### AVAILABLE DATA
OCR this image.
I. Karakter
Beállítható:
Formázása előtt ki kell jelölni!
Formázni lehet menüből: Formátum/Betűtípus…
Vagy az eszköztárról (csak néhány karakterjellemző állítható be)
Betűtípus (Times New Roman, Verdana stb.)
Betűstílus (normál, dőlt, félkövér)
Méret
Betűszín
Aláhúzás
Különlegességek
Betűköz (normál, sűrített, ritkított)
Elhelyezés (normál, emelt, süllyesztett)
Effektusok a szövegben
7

### GIVEN REQUEST
Please copy out each record, character for character.

### ANSWER BELOW
OCR this image.
I. Karakter
Beállítható:
Formázása előtt ki kell jelölni!
Formázni lehet menüből: Formátum/Betűtípus…
Vagy az eszköztárról (csak néhány karakterjellemző állítható be)
Betűtípus (Times New Roman, Verdana stb.)
Betűstílus (normál, dőlt, félkövér)
Méret
Betűszín
Aláhúzás
Különlegességek
Betűköz (normál, sűrített, ritkított)
Elhelyezés (normál, emelt, süllyesztett)
Effektusok a szövegben
7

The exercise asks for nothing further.